#### The request
Below are records to be output exactly, every one of them.

>> begin

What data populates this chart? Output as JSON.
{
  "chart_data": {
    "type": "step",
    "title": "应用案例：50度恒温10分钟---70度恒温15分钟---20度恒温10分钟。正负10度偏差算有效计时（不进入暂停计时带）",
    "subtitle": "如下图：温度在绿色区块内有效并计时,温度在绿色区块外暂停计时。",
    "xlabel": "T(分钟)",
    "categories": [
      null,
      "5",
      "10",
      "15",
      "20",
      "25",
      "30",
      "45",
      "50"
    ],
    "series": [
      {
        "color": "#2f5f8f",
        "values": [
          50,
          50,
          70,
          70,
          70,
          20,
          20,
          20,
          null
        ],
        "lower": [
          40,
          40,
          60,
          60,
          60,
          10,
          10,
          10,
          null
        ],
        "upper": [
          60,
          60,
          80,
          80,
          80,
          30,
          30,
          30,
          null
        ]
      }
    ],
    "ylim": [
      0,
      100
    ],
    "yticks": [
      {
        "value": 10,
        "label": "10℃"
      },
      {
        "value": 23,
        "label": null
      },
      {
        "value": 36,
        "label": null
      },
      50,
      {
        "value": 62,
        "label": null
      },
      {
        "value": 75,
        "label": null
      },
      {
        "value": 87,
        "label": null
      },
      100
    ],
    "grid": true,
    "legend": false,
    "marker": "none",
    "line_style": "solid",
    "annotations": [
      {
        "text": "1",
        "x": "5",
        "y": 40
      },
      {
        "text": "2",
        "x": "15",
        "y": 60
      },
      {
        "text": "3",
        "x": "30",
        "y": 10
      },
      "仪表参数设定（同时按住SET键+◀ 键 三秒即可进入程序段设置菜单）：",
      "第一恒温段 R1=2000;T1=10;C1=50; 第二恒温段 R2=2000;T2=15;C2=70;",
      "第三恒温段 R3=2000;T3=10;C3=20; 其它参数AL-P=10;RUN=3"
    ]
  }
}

>> end

#### Task solution
What data populates this chart? Output as JSON.
{
  "chart_data": {
    "type": "step",
    "title": "应用案例：50度恒温10分钟---70度恒温15分钟---20度恒温10分钟。正负10度偏差算有效计时（不进入暂停计时带）",
    "subtitle": "如下图：温度在绿色区块内有效并计时,温度在绿色区块外暂停计时。",
    "xlabel": "T(分钟)",
    "categories": [
      null,
      "5",
      "10",
      "15",
      "20",
      "25",
      "30",
      "45",
      "50"
    ],
    "series": [
      {
        "color": "#2f5f8f",
        "values": [
          50,
          50,
          70,
          70,
          70,
          20,
          20,
          20,
          null
        ],
        "lower": [
          40,
          40,
          60,
          60,
          60,
          10,
          10,
          10,
          null
        ],
        "upper": [
          60,
          60,
          80,
          80,
          80,
          30,
          30,
          30,
          null
        ]
      }
    ],
    "ylim": [
      0,
      100
    ],
    "yticks": [
      {
        "value": 10,
        "label": "10℃"
      },
      {
        "value": 23,
        "label": null
      },
      {
        "value": 36,
        "label": null
      },
      50,
      {
        "value": 62,
        "label": null
      },
      {
        "value": 75,
        "label": null
      },
      {
        "value": 87,
        "label": null
      },
      100
    ],
    "grid": true,
    "legend": false,
    "marker": "none",
    "line_style": "solid",
    "annotations": [
      {
        "text": "1",
        "x": "5",
        "y": 40
      },
      {
        "text": "2",
        "x": "15",
        "y": 60
      },
      {
        "text": "3",
        "x": "30",
        "y": 10
      },
      "仪表参数设定（同时按住SET键+◀ 键 三秒即可进入程序段设置菜单）：",
      "第一恒温段 R1=2000;T1=10;C1=50; 第二恒温段 R2=2000;T2=15;C2=70;",
      "第三恒温段 R3=2000;T3=10;C3=20; 其它参数AL-P=10;RUN=3"
    ]
  }
}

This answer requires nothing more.